PROBLEM STATEMENT
Count the lines of the records that contain the word "Émetteur", and reply with the number alone.

GIVEN RECORDS
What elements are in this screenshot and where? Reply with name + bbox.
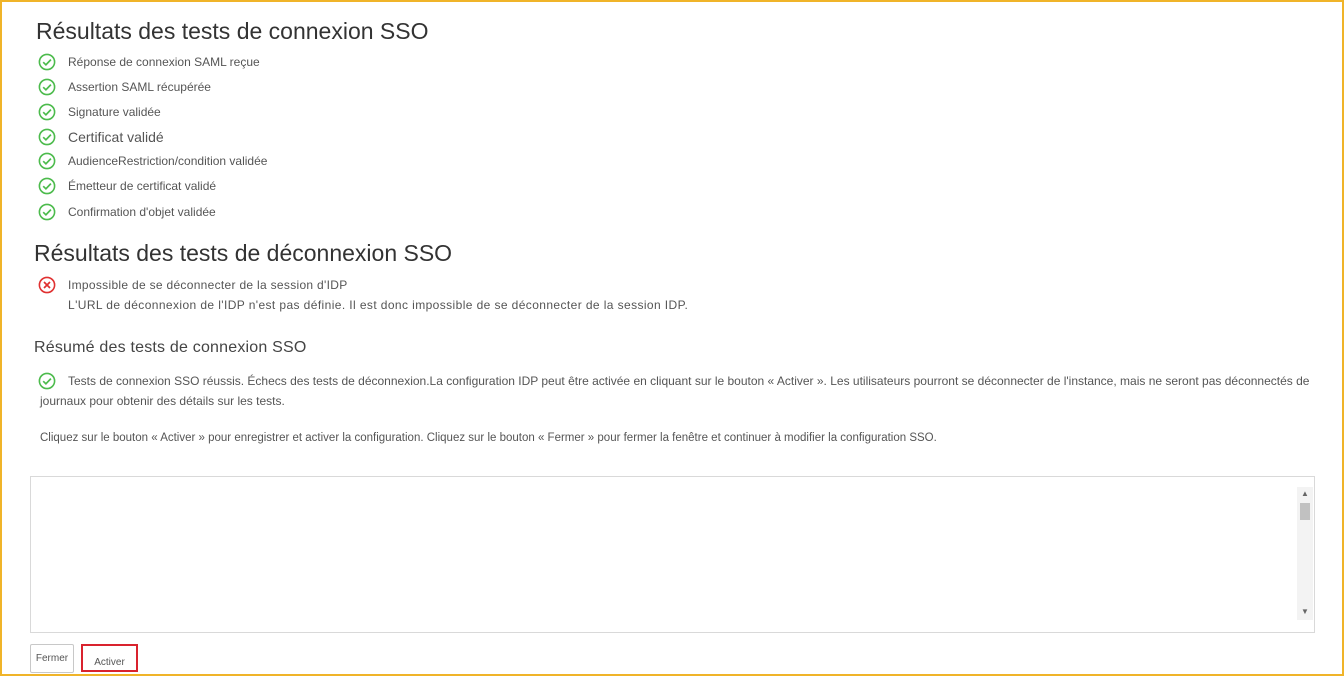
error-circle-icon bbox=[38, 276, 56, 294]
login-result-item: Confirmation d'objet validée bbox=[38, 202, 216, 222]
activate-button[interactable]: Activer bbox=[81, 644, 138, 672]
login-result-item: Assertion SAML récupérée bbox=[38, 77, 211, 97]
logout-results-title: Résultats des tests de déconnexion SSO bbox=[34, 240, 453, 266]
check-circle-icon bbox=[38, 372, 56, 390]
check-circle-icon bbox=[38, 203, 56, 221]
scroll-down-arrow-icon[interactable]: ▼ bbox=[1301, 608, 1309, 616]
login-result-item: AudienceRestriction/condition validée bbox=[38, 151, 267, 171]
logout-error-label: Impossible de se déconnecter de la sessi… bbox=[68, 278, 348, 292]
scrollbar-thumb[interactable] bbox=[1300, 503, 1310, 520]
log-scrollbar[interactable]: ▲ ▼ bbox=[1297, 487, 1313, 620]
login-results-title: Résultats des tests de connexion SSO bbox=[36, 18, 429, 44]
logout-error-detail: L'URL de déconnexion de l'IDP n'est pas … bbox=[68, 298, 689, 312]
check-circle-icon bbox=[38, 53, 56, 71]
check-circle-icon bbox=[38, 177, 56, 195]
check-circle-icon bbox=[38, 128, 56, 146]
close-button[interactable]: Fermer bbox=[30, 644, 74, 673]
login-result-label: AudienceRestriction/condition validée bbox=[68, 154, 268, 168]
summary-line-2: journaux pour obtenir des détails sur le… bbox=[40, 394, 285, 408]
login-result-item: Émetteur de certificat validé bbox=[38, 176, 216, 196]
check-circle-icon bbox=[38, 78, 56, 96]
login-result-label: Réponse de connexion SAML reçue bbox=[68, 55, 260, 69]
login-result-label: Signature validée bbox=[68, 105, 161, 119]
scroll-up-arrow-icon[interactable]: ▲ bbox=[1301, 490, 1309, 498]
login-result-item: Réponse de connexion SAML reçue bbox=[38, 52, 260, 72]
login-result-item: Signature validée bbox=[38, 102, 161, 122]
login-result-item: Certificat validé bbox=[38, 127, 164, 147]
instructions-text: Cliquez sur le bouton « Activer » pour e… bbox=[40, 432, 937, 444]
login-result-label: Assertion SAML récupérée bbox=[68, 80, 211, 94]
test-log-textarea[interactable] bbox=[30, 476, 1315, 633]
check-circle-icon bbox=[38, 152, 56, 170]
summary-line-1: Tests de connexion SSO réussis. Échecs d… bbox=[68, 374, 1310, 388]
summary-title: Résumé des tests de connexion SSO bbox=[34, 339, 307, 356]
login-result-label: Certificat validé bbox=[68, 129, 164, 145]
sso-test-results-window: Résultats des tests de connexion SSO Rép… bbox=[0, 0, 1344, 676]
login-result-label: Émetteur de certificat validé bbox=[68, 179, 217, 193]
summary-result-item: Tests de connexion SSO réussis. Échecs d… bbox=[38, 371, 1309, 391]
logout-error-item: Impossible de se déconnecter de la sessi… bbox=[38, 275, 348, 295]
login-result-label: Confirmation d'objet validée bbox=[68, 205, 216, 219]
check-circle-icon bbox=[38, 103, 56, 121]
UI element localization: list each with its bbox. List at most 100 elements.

CORRECT ANSWER
2